• _What needs to be done_: Check each line of the material below, and copy it if it holds the string "time".

• _Supplied data_:

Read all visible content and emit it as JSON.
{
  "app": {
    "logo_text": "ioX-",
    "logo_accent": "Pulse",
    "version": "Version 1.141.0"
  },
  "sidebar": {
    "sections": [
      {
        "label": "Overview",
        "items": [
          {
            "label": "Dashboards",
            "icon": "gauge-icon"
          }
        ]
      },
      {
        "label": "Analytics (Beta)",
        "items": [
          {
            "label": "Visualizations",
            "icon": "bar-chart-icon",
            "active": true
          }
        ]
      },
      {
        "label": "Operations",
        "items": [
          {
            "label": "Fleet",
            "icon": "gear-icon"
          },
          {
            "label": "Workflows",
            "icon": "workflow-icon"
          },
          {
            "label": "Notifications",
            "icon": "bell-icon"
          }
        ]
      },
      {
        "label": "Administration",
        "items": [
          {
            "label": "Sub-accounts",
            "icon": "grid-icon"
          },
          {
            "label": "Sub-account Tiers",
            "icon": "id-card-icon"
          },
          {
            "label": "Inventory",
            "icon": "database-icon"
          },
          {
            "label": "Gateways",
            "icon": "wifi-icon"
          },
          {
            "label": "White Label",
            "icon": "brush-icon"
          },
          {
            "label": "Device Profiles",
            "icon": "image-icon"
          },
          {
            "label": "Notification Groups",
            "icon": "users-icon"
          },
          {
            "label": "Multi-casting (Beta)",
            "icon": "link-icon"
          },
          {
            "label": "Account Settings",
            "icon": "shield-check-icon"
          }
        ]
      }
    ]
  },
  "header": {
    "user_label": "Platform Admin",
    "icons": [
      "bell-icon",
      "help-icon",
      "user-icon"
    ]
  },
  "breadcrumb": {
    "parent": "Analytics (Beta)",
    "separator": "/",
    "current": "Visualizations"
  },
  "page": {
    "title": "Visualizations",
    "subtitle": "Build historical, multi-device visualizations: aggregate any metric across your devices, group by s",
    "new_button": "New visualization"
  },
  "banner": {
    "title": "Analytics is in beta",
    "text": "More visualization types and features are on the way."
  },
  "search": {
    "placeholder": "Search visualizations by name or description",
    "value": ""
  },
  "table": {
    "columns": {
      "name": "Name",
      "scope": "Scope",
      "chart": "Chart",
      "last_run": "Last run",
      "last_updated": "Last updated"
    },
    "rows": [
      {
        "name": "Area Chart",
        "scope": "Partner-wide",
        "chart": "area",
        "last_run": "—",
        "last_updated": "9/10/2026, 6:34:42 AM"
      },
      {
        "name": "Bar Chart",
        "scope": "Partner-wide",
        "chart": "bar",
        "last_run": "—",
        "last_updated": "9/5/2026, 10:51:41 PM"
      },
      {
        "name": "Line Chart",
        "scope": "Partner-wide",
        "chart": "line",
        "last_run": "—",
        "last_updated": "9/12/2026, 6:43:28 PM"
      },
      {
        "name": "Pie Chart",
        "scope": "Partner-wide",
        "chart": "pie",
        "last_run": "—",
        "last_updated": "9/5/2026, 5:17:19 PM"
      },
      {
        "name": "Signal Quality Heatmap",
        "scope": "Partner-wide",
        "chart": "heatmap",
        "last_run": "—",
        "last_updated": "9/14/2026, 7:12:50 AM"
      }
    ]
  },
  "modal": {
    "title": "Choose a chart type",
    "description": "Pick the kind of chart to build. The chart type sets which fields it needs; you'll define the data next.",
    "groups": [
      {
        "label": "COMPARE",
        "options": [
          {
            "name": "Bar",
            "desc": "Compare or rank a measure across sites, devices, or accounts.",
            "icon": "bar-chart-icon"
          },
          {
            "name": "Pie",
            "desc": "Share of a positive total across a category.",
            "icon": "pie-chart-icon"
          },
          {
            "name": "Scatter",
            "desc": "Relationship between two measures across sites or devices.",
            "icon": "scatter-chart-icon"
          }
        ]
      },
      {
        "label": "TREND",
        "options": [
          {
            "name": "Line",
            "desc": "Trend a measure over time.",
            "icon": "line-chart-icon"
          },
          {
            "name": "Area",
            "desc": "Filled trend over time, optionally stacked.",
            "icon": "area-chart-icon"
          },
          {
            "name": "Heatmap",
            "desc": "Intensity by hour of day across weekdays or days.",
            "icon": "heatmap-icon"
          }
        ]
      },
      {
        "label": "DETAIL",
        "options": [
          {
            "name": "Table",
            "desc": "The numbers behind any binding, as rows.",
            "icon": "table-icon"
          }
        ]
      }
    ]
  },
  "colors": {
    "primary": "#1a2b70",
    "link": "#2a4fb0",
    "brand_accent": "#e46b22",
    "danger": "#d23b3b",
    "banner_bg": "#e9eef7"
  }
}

• _Correct response_:
            "desc": "Trend a measure over time.",
            "desc": "Filled trend over time, optionally stacked.",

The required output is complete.